Reproduce each line of the material precisely.

BEGIN Material for this exercise

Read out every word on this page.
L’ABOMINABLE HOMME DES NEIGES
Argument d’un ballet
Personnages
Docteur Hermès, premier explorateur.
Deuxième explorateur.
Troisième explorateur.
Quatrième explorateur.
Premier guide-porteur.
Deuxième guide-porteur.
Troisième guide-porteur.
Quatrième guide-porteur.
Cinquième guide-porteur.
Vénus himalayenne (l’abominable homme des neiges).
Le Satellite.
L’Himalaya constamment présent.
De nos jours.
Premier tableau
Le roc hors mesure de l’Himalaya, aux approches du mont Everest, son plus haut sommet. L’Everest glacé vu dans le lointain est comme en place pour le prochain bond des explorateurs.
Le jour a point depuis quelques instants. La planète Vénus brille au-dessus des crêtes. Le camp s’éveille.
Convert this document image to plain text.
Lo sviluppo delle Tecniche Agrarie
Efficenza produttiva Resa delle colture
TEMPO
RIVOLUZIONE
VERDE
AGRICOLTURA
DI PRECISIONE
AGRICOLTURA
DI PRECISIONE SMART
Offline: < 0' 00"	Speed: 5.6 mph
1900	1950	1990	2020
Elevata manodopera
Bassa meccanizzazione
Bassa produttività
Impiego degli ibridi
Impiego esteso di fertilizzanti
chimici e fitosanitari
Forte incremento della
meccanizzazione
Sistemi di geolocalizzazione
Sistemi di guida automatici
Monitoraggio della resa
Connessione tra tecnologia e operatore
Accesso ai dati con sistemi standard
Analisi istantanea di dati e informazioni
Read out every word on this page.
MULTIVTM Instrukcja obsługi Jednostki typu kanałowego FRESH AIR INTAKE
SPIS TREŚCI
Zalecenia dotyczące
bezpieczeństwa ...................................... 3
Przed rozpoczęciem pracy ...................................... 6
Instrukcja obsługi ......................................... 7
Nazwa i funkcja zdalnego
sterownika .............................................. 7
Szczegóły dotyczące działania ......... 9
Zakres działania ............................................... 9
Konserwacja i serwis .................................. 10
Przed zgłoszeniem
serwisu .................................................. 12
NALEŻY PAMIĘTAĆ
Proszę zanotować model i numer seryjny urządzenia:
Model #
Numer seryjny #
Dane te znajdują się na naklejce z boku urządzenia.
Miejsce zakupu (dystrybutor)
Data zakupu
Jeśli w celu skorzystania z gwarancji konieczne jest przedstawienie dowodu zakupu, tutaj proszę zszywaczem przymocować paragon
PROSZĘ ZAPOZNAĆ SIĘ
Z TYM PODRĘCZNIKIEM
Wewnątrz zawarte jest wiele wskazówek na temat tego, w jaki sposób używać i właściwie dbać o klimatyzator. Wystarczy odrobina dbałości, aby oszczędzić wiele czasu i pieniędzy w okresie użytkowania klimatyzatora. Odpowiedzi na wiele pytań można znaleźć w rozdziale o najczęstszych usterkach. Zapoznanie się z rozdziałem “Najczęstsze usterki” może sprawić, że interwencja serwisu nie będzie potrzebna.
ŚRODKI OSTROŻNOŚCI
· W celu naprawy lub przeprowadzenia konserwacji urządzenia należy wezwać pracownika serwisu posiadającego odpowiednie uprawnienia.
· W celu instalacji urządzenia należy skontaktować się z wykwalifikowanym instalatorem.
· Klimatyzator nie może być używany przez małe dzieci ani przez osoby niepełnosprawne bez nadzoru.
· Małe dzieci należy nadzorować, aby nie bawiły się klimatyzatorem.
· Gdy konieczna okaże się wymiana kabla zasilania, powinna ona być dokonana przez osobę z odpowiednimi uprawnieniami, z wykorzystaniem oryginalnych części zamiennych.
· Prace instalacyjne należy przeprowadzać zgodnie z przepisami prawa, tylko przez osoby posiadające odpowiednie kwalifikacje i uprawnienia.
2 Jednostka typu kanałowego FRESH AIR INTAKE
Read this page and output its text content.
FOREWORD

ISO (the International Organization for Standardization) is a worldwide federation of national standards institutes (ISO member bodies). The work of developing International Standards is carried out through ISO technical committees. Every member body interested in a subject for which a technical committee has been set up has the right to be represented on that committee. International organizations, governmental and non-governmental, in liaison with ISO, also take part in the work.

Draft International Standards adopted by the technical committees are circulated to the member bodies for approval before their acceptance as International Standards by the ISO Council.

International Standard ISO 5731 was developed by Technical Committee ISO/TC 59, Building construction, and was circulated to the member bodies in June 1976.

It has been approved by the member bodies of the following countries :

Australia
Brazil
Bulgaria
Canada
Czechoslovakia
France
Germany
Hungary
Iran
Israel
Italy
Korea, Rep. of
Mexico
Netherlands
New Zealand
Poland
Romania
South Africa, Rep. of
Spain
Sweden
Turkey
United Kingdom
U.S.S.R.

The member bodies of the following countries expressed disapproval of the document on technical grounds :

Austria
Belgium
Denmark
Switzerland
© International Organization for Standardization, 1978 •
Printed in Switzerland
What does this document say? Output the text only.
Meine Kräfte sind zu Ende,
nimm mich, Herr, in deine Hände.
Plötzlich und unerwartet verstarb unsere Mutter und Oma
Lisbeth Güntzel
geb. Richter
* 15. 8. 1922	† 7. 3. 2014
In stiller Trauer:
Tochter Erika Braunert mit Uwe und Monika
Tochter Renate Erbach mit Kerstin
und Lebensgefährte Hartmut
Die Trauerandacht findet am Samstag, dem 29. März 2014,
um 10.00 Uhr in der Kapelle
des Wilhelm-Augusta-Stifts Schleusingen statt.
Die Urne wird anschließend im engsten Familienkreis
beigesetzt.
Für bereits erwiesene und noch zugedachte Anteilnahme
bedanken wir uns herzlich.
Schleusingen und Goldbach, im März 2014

END Material for this exercise

Result of the exercise:
Read out every word on this page.
L’ABOMINABLE HOMME DES NEIGES
Argument d’un ballet
Personnages
Docteur Hermès, premier explorateur.
Deuxième explorateur.
Troisième explorateur.
Quatrième explorateur.
Premier guide-porteur.
Deuxième guide-porteur.
Troisième guide-porteur.
Quatrième guide-porteur.
Cinquième guide-porteur.
Vénus himalayenne (l’abominable homme des neiges).
Le Satellite.
L’Himalaya constamment présent.
De nos jours.
Premier tableau
Le roc hors mesure de l’Himalaya, aux approches du mont Everest, son plus haut sommet. L’Everest glacé vu dans le lointain est comme en place pour le prochain bond des explorateurs.
Le jour a point depuis quelques instants. La planète Vénus brille au-dessus des crêtes. Le camp s’éveille.
Convert this document image to plain text.
Lo sviluppo delle Tecniche Agrarie
Efficenza produttiva Resa delle colture
TEMPO
RIVOLUZIONE
VERDE
AGRICOLTURA
DI PRECISIONE
AGRICOLTURA
DI PRECISIONE SMART
Offline: < 0' 00"	Speed: 5.6 mph
1900	1950	1990	2020
Elevata manodopera
Bassa meccanizzazione
Bassa produttività
Impiego degli ibridi
Impiego esteso di fertilizzanti
chimici e fitosanitari
Forte incremento della
meccanizzazione
Sistemi di geolocalizzazione
Sistemi di guida automatici
Monitoraggio della resa
Connessione tra tecnologia e operatore
Accesso ai dati con sistemi standard
Analisi istantanea di dati e informazioni
Read out every word on this page.
MULTIVTM Instrukcja obsługi Jednostki typu kanałowego FRESH AIR INTAKE
SPIS TREŚCI
Zalecenia dotyczące
bezpieczeństwa ...................................... 3
Przed rozpoczęciem pracy ...................................... 6
Instrukcja obsługi ......................................... 7
Nazwa i funkcja zdalnego
sterownika .............................................. 7
Szczegóły dotyczące działania ......... 9
Zakres działania ............................................... 9
Konserwacja i serwis .................................. 10
Przed zgłoszeniem
serwisu .................................................. 12
NALEŻY PAMIĘTAĆ
Proszę zanotować model i numer seryjny urządzenia:
Model #
Numer seryjny #
Dane te znajdują się na naklejce z boku urządzenia.
Miejsce zakupu (dystrybutor)
Data zakupu
Jeśli w celu skorzystania z gwarancji konieczne jest przedstawienie dowodu zakupu, tutaj proszę zszywaczem przymocować paragon
PROSZĘ ZAPOZNAĆ SIĘ
Z TYM PODRĘCZNIKIEM
Wewnątrz zawarte jest wiele wskazówek na temat tego, w jaki sposób używać i właściwie dbać o klimatyzator. Wystarczy odrobina dbałości, aby oszczędzić wiele czasu i pieniędzy w okresie użytkowania klimatyzatora. Odpowiedzi na wiele pytań można znaleźć w rozdziale o najczęstszych usterkach. Zapoznanie się z rozdziałem “Najczęstsze usterki” może sprawić, że interwencja serwisu nie będzie potrzebna.
ŚRODKI OSTROŻNOŚCI
· W celu naprawy lub przeprowadzenia konserwacji urządzenia należy wezwać pracownika serwisu posiadającego odpowiednie uprawnienia.
· W celu instalacji urządzenia należy skontaktować się z wykwalifikowanym instalatorem.
· Klimatyzator nie może być używany przez małe dzieci ani przez osoby niepełnosprawne bez nadzoru.
· Małe dzieci należy nadzorować, aby nie bawiły się klimatyzatorem.
· Gdy konieczna okaże się wymiana kabla zasilania, powinna ona być dokonana przez osobę z odpowiednimi uprawnieniami, z wykorzystaniem oryginalnych części zamiennych.
· Prace instalacyjne należy przeprowadzać zgodnie z przepisami prawa, tylko przez osoby posiadające odpowiednie kwalifikacje i uprawnienia.
2 Jednostka typu kanałowego FRESH AIR INTAKE
Read this page and output its text content.
FOREWORD

ISO (the International Organization for Standardization) is a worldwide federation of national standards institutes (ISO member bodies). The work of developing International Standards is carried out through ISO technical committees. Every member body interested in a subject for which a technical committee has been set up has the right to be represented on that committee. International organizations, governmental and non-governmental, in liaison with ISO, also take part in the work.

Draft International Standards adopted by the technical committees are circulated to the member bodies for approval before their acceptance as International Standards by the ISO Council.

International Standard ISO 5731 was developed by Technical Committee ISO/TC 59, Building construction, and was circulated to the member bodies in June 1976.

It has been approved by the member bodies of the following countries :

Australia
Brazil
Bulgaria
Canada
Czechoslovakia
France
Germany
Hungary
Iran
Israel
Italy
Korea, Rep. of
Mexico
Netherlands
New Zealand
Poland
Romania
South Africa, Rep. of
Spain
Sweden
Turkey
United Kingdom
U.S.S.R.

The member bodies of the following countries expressed disapproval of the document on technical grounds :

Austria
Belgium
Denmark
Switzerland
© International Organization for Standardization, 1978 •
Printed in Switzerland
What does this document say? Output the text only.
Meine Kräfte sind zu Ende,
nimm mich, Herr, in deine Hände.
Plötzlich und unerwartet verstarb unsere Mutter und Oma
Lisbeth Güntzel
geb. Richter
* 15. 8. 1922	† 7. 3. 2014
In stiller Trauer:
Tochter Erika Braunert mit Uwe und Monika
Tochter Renate Erbach mit Kerstin
und Lebensgefährte Hartmut
Die Trauerandacht findet am Samstag, dem 29. März 2014,
um 10.00 Uhr in der Kapelle
des Wilhelm-Augusta-Stifts Schleusingen statt.
Die Urne wird anschließend im engsten Familienkreis
beigesetzt.
Für bereits erwiesene und noch zugedachte Anteilnahme
bedanken wir uns herzlich.
Schleusingen und Goldbach, im März 2014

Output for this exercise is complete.